● **TASK TO CARRY OUT**
Copy the records below exactly as they appear.

─── MATERIAL PROVIDED ───

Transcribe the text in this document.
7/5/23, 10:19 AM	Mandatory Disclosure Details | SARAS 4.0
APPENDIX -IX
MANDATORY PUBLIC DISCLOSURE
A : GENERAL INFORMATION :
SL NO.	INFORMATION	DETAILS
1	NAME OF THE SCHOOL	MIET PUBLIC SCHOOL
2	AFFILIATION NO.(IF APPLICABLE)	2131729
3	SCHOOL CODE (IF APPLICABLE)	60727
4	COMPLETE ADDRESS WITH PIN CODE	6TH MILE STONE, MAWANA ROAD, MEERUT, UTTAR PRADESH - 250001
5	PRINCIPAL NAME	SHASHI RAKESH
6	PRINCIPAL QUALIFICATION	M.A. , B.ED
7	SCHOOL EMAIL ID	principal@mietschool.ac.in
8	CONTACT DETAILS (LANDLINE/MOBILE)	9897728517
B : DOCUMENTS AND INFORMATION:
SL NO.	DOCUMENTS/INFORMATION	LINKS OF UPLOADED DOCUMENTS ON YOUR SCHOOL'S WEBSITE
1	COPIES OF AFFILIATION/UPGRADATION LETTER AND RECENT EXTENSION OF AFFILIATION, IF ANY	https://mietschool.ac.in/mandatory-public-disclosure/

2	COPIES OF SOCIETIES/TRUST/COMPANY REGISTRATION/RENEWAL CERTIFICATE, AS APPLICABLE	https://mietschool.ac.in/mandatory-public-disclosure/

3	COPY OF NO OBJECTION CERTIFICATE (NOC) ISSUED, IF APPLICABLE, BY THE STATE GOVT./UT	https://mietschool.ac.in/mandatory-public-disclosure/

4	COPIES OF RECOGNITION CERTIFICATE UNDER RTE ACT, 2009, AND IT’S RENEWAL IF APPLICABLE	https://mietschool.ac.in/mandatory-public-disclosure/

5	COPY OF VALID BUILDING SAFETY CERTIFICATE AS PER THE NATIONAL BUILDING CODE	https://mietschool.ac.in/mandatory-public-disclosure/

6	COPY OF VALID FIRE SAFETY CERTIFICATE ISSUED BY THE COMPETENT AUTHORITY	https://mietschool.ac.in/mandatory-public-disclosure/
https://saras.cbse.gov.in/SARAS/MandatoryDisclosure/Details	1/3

───

● **FULL OUTPUT**
Transcribe the text in this document.
7/5/23, 10:19 AM	Mandatory Disclosure Details | SARAS 4.0
APPENDIX -IX
MANDATORY PUBLIC DISCLOSURE
A : GENERAL INFORMATION :
SL NO.	INFORMATION	DETAILS
1	NAME OF THE SCHOOL	MIET PUBLIC SCHOOL
2	AFFILIATION NO.(IF APPLICABLE)	2131729
3	SCHOOL CODE (IF APPLICABLE)	60727
4	COMPLETE ADDRESS WITH PIN CODE	6TH MILE STONE, MAWANA ROAD, MEERUT, UTTAR PRADESH - 250001
5	PRINCIPAL NAME	SHASHI RAKESH
6	PRINCIPAL QUALIFICATION	M.A. , B.ED
7	SCHOOL EMAIL ID	principal@mietschool.ac.in
8	CONTACT DETAILS (LANDLINE/MOBILE)	9897728517
B : DOCUMENTS AND INFORMATION:
SL NO.	DOCUMENTS/INFORMATION	LINKS OF UPLOADED DOCUMENTS ON YOUR SCHOOL'S WEBSITE
1	COPIES OF AFFILIATION/UPGRADATION LETTER AND RECENT EXTENSION OF AFFILIATION, IF ANY	https://mietschool.ac.in/mandatory-public-disclosure/

2	COPIES OF SOCIETIES/TRUST/COMPANY REGISTRATION/RENEWAL CERTIFICATE, AS APPLICABLE	https://mietschool.ac.in/mandatory-public-disclosure/

3	COPY OF NO OBJECTION CERTIFICATE (NOC) ISSUED, IF APPLICABLE, BY THE STATE GOVT./UT	https://mietschool.ac.in/mandatory-public-disclosure/

4	COPIES OF RECOGNITION CERTIFICATE UNDER RTE ACT, 2009, AND IT’S RENEWAL IF APPLICABLE	https://mietschool.ac.in/mandatory-public-disclosure/

5	COPY OF VALID BUILDING SAFETY CERTIFICATE AS PER THE NATIONAL BUILDING CODE	https://mietschool.ac.in/mandatory-public-disclosure/

6	COPY OF VALID FIRE SAFETY CERTIFICATE ISSUED BY THE COMPETENT AUTHORITY	https://mietschool.ac.in/mandatory-public-disclosure/
https://saras.cbse.gov.in/SARAS/MandatoryDisclosure/Details	1/3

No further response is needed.